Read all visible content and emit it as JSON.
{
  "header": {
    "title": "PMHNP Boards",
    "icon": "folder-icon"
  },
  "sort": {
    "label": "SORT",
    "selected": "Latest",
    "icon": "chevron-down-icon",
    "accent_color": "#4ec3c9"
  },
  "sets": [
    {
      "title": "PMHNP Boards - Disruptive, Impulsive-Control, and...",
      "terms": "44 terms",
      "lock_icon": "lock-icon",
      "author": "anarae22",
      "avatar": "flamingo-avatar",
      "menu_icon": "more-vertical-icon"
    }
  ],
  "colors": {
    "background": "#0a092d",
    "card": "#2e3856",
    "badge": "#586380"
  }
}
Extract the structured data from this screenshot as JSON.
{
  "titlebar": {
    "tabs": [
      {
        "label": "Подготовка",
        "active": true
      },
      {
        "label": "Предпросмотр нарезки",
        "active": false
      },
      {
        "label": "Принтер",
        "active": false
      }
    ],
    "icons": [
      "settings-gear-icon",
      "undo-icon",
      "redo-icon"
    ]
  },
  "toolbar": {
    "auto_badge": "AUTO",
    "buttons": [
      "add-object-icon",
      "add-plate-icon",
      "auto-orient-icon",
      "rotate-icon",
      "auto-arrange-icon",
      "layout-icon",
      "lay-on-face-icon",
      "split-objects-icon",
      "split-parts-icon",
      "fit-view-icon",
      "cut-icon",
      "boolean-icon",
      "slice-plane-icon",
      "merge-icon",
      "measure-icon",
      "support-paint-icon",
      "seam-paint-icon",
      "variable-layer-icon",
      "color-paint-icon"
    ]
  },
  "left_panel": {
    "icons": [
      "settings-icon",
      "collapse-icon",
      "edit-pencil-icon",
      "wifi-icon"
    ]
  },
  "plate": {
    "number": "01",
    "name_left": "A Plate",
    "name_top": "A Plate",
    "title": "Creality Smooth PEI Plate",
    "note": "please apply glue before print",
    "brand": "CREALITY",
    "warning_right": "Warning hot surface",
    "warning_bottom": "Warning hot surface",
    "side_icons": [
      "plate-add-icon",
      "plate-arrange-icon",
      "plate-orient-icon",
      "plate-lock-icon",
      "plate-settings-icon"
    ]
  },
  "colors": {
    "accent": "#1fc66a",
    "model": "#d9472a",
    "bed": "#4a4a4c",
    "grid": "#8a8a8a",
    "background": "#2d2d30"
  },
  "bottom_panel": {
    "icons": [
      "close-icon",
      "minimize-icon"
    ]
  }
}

^^^^^^^^^^^^^^^^

• [Instruction]:
Go through the listing and print each line exactly as it appears.

• [Expected answer]:
Read all visible content and emit it as JSON.
{
  "header": {
    "title": "PMHNP Boards",
    "icon": "folder-icon"
  },
  "sort": {
    "label": "SORT",
    "selected": "Latest",
    "icon": "chevron-down-icon",
    "accent_color": "#4ec3c9"
  },
  "sets": [
    {
      "title": "PMHNP Boards - Disruptive, Impulsive-Control, and...",
      "terms": "44 terms",
      "lock_icon": "lock-icon",
      "author": "anarae22",
      "avatar": "flamingo-avatar",
      "menu_icon": "more-vertical-icon"
    }
  ],
  "colors": {
    "background": "#0a092d",
    "card": "#2e3856",
    "badge": "#586380"
  }
}
Extract the structured data from this screenshot as JSON.
{
  "titlebar": {
    "tabs": [
      {
        "label": "Подготовка",
        "active": true
      },
      {
        "label": "Предпросмотр нарезки",
        "active": false
      },
      {
        "label": "Принтер",
        "active": false
      }
    ],
    "icons": [
      "settings-gear-icon",
      "undo-icon",
      "redo-icon"
    ]
  },
  "toolbar": {
    "auto_badge": "AUTO",
    "buttons": [
      "add-object-icon",
      "add-plate-icon",
      "auto-orient-icon",
      "rotate-icon",
      "auto-arrange-icon",
      "layout-icon",
      "lay-on-face-icon",
      "split-objects-icon",
      "split-parts-icon",
      "fit-view-icon",
      "cut-icon",
      "boolean-icon",
      "slice-plane-icon",
      "merge-icon",
      "measure-icon",
      "support-paint-icon",
      "seam-paint-icon",
      "variable-layer-icon",
      "color-paint-icon"
    ]
  },
  "left_panel": {
    "icons": [
      "settings-icon",
      "collapse-icon",
      "edit-pencil-icon",
      "wifi-icon"
    ]
  },
  "plate": {
    "number": "01",
    "name_left": "A Plate",
    "name_top": "A Plate",
    "title": "Creality Smooth PEI Plate",
    "note": "please apply glue before print",
    "brand": "CREALITY",
    "warning_right": "Warning hot surface",
    "warning_bottom": "Warning hot surface",
    "side_icons": [
      "plate-add-icon",
      "plate-arrange-icon",
      "plate-orient-icon",
      "plate-lock-icon",
      "plate-settings-icon"
    ]
  },
  "colors": {
    "accent": "#1fc66a",
    "model": "#d9472a",
    "bed": "#4a4a4c",
    "grid": "#8a8a8a",
    "background": "#2d2d30"
  },
  "bottom_panel": {
    "icons": [
      "close-icon",
      "minimize-icon"
    ]
  }
}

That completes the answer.